Short problem:
Each line that holds the word "served" is to be identified and copied.

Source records
____

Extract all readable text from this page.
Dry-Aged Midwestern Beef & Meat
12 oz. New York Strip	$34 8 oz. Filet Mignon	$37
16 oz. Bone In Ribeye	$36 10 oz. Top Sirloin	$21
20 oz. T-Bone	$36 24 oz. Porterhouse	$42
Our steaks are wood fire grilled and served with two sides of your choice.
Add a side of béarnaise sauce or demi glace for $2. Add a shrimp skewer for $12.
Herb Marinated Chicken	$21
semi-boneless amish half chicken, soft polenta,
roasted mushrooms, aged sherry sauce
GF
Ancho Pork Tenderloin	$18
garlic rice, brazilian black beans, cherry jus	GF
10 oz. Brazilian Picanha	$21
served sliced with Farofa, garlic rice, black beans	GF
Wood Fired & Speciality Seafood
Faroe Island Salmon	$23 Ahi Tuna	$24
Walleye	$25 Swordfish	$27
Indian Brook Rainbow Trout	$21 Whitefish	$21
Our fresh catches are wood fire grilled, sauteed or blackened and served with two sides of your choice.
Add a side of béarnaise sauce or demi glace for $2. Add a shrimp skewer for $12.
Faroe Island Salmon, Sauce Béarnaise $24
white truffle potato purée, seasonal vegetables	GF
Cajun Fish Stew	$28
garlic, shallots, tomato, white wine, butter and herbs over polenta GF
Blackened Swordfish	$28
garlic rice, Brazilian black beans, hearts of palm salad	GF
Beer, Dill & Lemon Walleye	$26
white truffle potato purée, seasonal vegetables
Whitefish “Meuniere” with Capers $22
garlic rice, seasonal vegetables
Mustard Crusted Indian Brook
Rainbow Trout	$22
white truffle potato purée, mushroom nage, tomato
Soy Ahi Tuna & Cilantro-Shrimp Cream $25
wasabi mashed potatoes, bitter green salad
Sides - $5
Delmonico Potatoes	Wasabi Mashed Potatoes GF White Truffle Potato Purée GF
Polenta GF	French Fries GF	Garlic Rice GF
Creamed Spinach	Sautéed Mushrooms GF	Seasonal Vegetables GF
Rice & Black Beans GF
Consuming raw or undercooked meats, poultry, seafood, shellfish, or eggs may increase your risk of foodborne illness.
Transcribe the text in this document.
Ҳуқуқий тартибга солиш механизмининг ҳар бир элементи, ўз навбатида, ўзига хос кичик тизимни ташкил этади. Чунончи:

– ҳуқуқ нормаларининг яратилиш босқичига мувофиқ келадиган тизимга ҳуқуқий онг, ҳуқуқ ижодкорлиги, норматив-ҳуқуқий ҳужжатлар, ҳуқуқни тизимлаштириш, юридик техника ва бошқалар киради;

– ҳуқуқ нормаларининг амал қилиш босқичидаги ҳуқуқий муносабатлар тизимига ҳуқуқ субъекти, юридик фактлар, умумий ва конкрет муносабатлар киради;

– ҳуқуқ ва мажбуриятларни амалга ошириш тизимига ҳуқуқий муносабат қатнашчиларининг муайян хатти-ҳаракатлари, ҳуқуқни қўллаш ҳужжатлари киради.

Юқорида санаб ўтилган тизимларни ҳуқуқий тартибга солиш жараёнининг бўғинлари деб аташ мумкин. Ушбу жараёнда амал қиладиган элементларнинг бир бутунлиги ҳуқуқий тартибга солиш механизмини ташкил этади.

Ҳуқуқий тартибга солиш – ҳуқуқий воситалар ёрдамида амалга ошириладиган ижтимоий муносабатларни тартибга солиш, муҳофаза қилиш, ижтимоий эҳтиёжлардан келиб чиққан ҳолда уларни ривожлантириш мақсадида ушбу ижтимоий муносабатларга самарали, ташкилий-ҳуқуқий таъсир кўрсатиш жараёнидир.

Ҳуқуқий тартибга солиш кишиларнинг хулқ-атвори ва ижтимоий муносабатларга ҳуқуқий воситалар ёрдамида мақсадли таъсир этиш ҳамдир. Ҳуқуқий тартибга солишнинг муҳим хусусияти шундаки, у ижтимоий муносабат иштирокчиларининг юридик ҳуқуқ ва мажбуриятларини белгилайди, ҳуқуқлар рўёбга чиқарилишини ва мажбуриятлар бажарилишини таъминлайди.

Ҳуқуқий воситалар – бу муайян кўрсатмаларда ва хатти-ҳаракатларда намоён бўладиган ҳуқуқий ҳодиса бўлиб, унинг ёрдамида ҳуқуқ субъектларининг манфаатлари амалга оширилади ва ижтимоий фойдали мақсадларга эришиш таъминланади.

____

Solution to this problem:
Our steaks are wood fire grilled and served with two sides of your choice.
served sliced with Farofa, garlic rice, black beans	GF
Our fresh catches are wood fire grilled, sauteed or blackened and served with two sides of your choice.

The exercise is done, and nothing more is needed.